>> BEGIN Data lines

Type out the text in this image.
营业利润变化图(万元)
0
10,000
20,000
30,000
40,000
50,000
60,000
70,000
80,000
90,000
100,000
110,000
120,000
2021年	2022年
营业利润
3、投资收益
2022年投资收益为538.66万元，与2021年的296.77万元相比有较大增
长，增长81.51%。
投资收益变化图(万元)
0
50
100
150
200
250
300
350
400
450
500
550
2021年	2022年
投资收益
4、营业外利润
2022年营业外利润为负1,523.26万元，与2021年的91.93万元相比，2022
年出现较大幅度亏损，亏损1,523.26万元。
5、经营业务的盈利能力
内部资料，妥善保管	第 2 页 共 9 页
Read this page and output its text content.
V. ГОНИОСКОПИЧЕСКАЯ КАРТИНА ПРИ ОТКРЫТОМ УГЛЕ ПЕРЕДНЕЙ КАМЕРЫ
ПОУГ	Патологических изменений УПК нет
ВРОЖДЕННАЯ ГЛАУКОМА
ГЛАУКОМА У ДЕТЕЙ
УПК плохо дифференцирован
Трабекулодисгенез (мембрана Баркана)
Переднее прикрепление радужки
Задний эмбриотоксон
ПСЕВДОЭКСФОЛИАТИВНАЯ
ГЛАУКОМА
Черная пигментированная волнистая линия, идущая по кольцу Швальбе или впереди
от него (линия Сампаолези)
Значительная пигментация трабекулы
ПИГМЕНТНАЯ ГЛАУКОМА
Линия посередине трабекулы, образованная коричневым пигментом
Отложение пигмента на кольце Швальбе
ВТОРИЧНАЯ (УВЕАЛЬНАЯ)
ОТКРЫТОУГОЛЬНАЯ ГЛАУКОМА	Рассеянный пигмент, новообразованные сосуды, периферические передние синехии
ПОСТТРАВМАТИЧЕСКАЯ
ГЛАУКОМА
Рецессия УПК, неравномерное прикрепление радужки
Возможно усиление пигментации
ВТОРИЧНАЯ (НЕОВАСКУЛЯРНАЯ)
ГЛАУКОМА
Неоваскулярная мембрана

>> END Data lines

# [The request]
Of the lines in the records, how many contain the word "трабекулы"? Answer with the number and nothing else.

# [Response below]
2